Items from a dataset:
>> START
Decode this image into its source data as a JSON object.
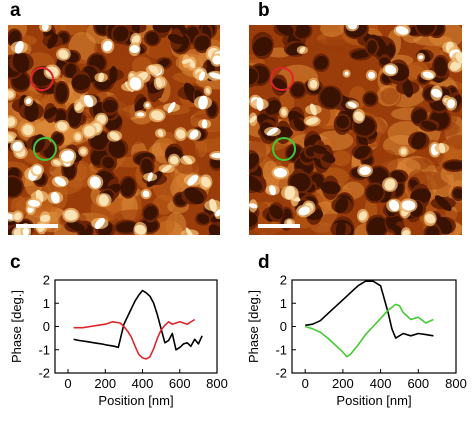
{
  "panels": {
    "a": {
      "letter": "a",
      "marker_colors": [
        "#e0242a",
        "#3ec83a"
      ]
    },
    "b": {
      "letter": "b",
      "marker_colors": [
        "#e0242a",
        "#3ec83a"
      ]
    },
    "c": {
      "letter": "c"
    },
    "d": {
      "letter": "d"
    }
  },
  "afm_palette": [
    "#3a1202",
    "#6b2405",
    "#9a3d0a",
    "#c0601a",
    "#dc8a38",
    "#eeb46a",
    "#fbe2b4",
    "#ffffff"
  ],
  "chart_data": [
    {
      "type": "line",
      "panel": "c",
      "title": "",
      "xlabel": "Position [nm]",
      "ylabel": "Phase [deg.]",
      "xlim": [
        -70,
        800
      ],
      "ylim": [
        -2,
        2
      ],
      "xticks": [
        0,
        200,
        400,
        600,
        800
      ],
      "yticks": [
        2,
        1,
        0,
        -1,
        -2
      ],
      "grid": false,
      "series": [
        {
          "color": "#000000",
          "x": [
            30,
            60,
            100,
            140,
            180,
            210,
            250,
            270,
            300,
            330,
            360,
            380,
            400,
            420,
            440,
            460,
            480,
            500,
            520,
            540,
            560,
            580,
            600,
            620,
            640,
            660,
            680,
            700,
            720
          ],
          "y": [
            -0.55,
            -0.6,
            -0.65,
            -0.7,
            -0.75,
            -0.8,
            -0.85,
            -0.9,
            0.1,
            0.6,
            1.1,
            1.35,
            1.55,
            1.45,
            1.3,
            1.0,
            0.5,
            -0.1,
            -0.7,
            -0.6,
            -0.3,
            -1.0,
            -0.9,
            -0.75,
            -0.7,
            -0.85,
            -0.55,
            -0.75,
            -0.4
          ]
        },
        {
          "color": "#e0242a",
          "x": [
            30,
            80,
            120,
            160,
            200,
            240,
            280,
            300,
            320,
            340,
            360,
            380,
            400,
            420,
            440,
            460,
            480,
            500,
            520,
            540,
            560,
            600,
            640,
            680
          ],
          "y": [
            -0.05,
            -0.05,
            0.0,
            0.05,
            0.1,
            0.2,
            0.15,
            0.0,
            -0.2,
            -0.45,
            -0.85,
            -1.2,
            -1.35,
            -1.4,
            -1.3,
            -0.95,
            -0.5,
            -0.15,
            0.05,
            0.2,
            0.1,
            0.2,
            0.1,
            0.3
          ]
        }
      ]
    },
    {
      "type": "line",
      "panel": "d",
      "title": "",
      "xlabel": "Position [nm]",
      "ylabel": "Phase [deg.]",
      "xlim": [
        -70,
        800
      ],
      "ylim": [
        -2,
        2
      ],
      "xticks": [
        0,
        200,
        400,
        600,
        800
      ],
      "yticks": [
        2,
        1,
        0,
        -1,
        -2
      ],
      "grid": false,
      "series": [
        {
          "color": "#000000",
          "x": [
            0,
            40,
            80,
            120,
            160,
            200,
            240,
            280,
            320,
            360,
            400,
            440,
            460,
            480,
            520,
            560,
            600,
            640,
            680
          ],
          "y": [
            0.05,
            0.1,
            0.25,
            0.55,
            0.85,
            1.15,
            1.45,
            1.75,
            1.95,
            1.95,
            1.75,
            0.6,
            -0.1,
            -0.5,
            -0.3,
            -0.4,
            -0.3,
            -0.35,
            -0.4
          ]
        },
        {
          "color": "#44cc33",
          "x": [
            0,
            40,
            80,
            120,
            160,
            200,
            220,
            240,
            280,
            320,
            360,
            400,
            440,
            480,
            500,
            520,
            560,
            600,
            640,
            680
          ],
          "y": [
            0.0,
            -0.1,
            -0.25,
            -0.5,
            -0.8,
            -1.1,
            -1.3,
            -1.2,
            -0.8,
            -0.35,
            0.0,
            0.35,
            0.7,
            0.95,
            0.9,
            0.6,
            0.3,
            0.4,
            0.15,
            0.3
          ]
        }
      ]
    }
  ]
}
>> END
>> START
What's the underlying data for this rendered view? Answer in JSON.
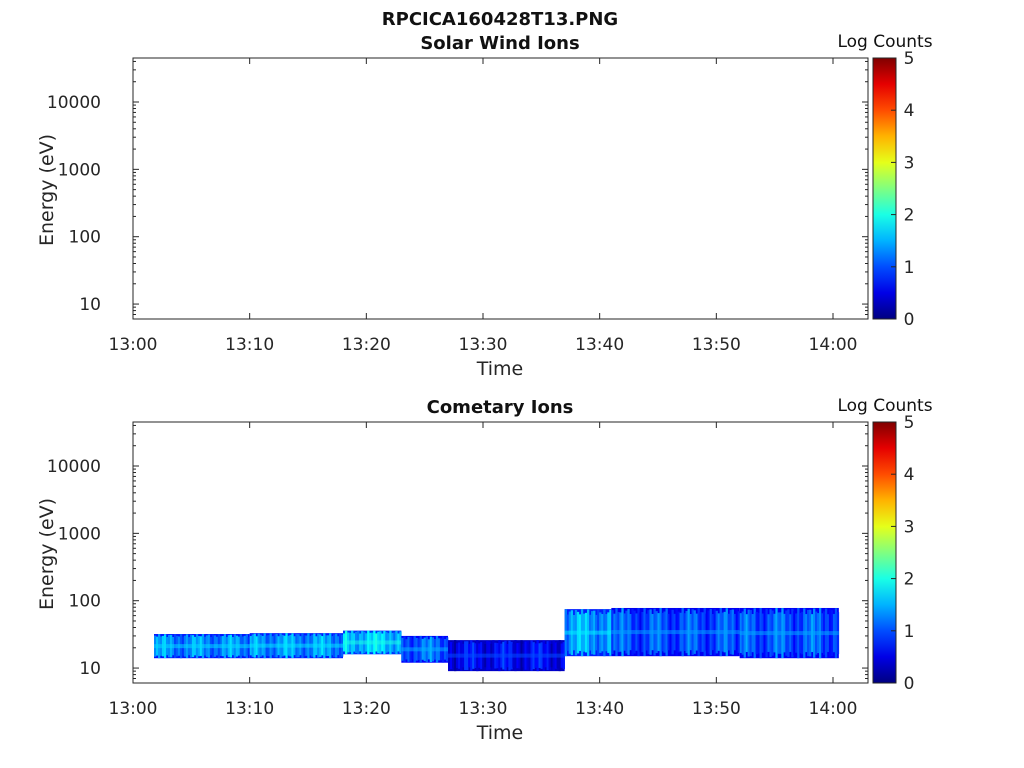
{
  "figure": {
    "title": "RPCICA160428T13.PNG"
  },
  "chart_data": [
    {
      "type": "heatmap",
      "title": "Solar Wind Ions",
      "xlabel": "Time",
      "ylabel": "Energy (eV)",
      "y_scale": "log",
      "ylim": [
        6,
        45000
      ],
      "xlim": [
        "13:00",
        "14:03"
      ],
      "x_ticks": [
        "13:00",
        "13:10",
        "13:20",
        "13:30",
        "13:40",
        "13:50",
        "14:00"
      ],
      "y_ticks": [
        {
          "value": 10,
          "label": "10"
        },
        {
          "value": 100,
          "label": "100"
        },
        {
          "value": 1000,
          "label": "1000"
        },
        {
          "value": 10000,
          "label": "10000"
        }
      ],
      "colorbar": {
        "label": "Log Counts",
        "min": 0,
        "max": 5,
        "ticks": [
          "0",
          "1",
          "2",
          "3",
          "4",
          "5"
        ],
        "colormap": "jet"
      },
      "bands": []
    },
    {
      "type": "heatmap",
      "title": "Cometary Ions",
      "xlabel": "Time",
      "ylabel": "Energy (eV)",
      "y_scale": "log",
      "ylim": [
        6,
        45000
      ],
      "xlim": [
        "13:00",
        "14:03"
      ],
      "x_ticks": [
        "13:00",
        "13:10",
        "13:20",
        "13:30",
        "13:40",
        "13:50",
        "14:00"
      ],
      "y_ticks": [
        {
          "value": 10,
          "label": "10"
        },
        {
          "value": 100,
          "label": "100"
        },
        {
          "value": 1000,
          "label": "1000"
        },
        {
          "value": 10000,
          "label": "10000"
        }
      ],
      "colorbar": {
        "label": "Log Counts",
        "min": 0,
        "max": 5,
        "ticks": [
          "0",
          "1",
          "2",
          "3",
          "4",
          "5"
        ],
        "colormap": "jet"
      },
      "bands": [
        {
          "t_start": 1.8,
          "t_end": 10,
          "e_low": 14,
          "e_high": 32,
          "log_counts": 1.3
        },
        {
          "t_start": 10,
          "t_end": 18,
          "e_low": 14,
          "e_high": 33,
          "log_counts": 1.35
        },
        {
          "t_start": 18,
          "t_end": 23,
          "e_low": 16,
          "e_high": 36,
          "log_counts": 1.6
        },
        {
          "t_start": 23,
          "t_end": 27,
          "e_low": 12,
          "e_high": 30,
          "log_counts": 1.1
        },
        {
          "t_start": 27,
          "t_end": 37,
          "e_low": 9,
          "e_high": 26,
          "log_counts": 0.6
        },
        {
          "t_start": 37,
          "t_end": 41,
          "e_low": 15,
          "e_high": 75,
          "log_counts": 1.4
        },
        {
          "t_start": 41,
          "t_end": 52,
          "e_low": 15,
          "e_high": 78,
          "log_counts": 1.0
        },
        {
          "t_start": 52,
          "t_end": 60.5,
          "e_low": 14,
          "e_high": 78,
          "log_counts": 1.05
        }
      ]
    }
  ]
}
>> END
WHAT YOU ARE ASKED TO DO
In the entries above, find each line with the word "this" and show it.

REPLY TO THE EXERCISE
Decode this image into its source data as a JSON object.
What's the underlying data for this rendered view? Answer in JSON.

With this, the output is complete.